◆ WRITTEN EXERCISE:
Select and copy every line in the listing below that contains the string "triangle", treating uppercase and lowercase as distinct.

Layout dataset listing
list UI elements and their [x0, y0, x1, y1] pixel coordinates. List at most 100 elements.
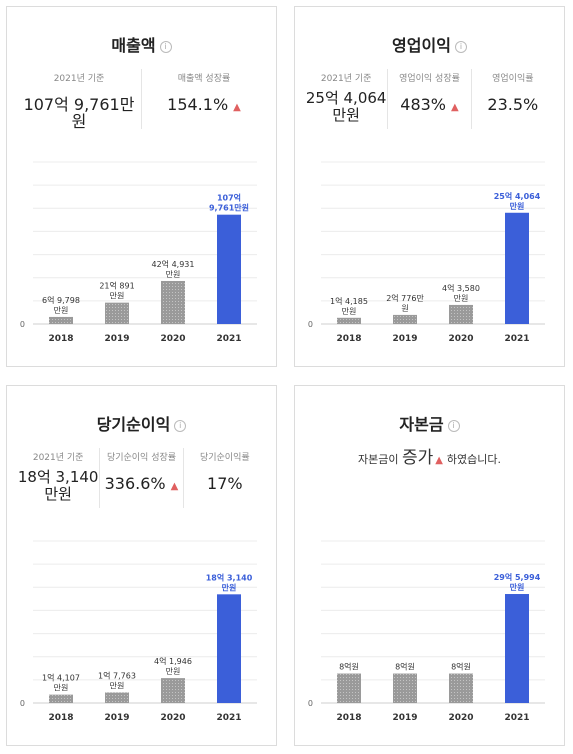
- bar-2018: [49, 694, 73, 703]
- bar-chart: 0 1억 4,185 만원 2018 2억 776만 원 2019 4억 3,580 만원 202…: [308, 161, 545, 344]
- bar-2018: [337, 317, 361, 324]
- bar-chart: 0 6억 9,798 만원 2018 21억 891 만원 2019 42억 4,931 만원 2…: [20, 161, 257, 344]
- triangle-up-icon: ▲: [435, 455, 443, 466]
- stat-label: 당기순이익률: [199, 453, 250, 463]
- stat-value: 25억 4,064 만원: [305, 89, 387, 124]
- x-tick-label: 2020: [160, 334, 185, 344]
- card-title-text: 당기순이익: [96, 415, 171, 434]
- capital-card: 자본금 i 자본금이 증가 ▲ 하였습니다. 0 8억원 2018 8억원 2019 8억원 20…: [294, 385, 565, 746]
- x-tick-label: 2019: [392, 334, 417, 344]
- bar-value-label: 4억 1,946 만원: [154, 656, 192, 676]
- net-income-card: 당기순이익 i 2021년 기준 18억 3,140 만원 당기순이익 성장률 3…: [6, 385, 277, 746]
- bar-2021: [217, 594, 241, 703]
- notice-text: 하였습니다.: [446, 453, 502, 466]
- revenue-card: 매출액 i 2021년 기준 107억 9,761만원 매출액 성장률 154.1…: [6, 6, 277, 367]
- zero-tick-label: 0: [20, 320, 25, 329]
- bar-chart: 0 8억원 2018 8억원 2019 8억원 2020 29억 5,994 만원 2021: [308, 540, 545, 723]
- x-tick-label: 2021: [504, 334, 529, 344]
- stat-margin: 영업이익률 23.5%: [470, 69, 554, 129]
- card-title-text: 자본금: [399, 415, 444, 434]
- x-tick-label: 2021: [216, 334, 241, 344]
- bar-value-label: 18억 3,140 만원: [206, 572, 253, 592]
- bar-2021: [217, 214, 241, 324]
- card-title: 영업이익 i: [295, 32, 564, 56]
- bar-value-label: 1억 7,763 만원: [98, 670, 136, 690]
- x-tick-label: 2018: [336, 713, 361, 723]
- bar-value-label: 42억 4,931 만원: [152, 259, 195, 279]
- triangle-up-icon: ▲: [451, 102, 459, 113]
- card-title-text: 매출액: [111, 36, 156, 55]
- info-icon[interactable]: i: [454, 40, 467, 53]
- card-title-text: 영업이익: [392, 36, 451, 55]
- bar-2021: [505, 212, 529, 324]
- stat-growth: 매출액 성장률 154.1% ▲: [141, 69, 266, 129]
- x-tick-label: 2018: [336, 334, 361, 344]
- stat-value: 18억 3,140 만원: [17, 468, 99, 503]
- info-icon[interactable]: i: [174, 419, 187, 432]
- notice-emphasis: 증가: [401, 448, 434, 468]
- bar-value-label: 8억원: [395, 662, 415, 672]
- bar-2020: [161, 678, 185, 703]
- bar-2019: [393, 673, 417, 703]
- x-tick-label: 2019: [104, 713, 129, 723]
- stat-base-year: 2021년 기준 107억 9,761만원: [17, 69, 141, 131]
- x-tick-label: 2020: [160, 713, 185, 723]
- bar-2020: [161, 280, 185, 324]
- stat-value: 23.5%: [487, 95, 539, 114]
- x-tick-label: 2020: [448, 713, 473, 723]
- stat-label: 2021년 기준: [32, 453, 84, 463]
- bar-value-label: 107억 9,761만원: [209, 193, 249, 213]
- stat-label: 2021년 기준: [53, 74, 105, 84]
- zero-tick-label: 0: [20, 699, 25, 708]
- stat-base-year: 2021년 기준 18억 3,140 만원: [17, 448, 99, 508]
- triangle-up-icon: ▲: [233, 102, 241, 113]
- zero-tick-label: 0: [308, 320, 313, 329]
- bar-value-label: 8억원: [451, 662, 471, 672]
- stat-value-row: 336.6% ▲: [100, 475, 182, 495]
- card-title: 자본금 i: [295, 411, 564, 435]
- x-tick-label: 2019: [104, 334, 129, 344]
- bar-value-label: 21억 891 만원: [99, 281, 134, 301]
- stat-label: 영업이익률: [492, 74, 534, 84]
- bar-value-label: 1억 4,185 만원: [330, 296, 368, 316]
- stat-value: 107억 9,761만원: [23, 95, 135, 131]
- x-tick-label: 2021: [216, 713, 241, 723]
- info-icon[interactable]: i: [447, 419, 460, 432]
- info-icon[interactable]: i: [159, 40, 172, 53]
- stat-value: 154.1%: [167, 95, 229, 114]
- bar-2019: [105, 692, 129, 703]
- stats-row: 2021년 기준 18억 3,140 만원 당기순이익 성장률 336.6% ▲ …: [17, 448, 266, 508]
- x-tick-label: 2020: [448, 334, 473, 344]
- bar-value-label: 1억 4,107 만원: [42, 673, 80, 693]
- card-title: 매출액 i: [7, 32, 276, 56]
- zero-tick-label: 0: [308, 699, 313, 708]
- x-tick-label: 2019: [392, 713, 417, 723]
- stat-value: 336.6%: [104, 474, 166, 493]
- bar-2019: [105, 302, 129, 324]
- bar-2019: [393, 314, 417, 324]
- operating-profit-card: 영업이익 i 2021년 기준 25억 4,064 만원 영업이익 성장률 483…: [294, 6, 565, 367]
- bar-value-label: 25억 4,064 만원: [494, 191, 541, 211]
- stat-value: 483%: [400, 95, 447, 114]
- stats-row: 2021년 기준 25억 4,064 만원 영업이익 성장률 483% ▲ 영업이…: [305, 69, 554, 129]
- stat-label: 영업이익 성장률: [399, 74, 460, 84]
- bar-chart: 0 1억 4,107 만원 2018 1억 7,763 만원 2019 4억 1,946 만원 2…: [20, 540, 257, 723]
- stats-row: 2021년 기준 107억 9,761만원 매출액 성장률 154.1% ▲: [17, 69, 266, 131]
- stat-base-year: 2021년 기준 25억 4,064 만원: [305, 69, 387, 129]
- stat-label: 당기순이익 성장률: [106, 453, 177, 463]
- bar-2021: [505, 594, 529, 703]
- bar-value-label: 2억 776만 원: [386, 293, 424, 313]
- stat-value-row: 154.1% ▲: [142, 96, 266, 116]
- x-tick-label: 2018: [48, 334, 73, 344]
- stat-value: 17%: [207, 474, 243, 493]
- bar-2020: [449, 673, 473, 703]
- notice-text: 자본금이: [357, 453, 399, 466]
- bar-value-label: 4억 3,580 만원: [442, 283, 480, 303]
- stat-growth: 영업이익 성장률 483% ▲: [387, 69, 470, 129]
- stat-margin: 당기순이익률 17%: [182, 448, 266, 508]
- bar-2018: [49, 316, 73, 324]
- bar-2018: [337, 673, 361, 703]
- bar-value-label: 8억원: [339, 662, 359, 672]
- capital-notice: 자본금이 증가 ▲ 하였습니다.: [295, 443, 564, 468]
- stat-label: 2021년 기준: [320, 74, 372, 84]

◆ RESULT OF THIS EXERCISE:
- triangle-up-icon: ▲: [435, 455, 443, 466]
- triangle-up-icon: ▲: [451, 102, 459, 113]
- triangle-up-icon: ▲: [233, 102, 241, 113]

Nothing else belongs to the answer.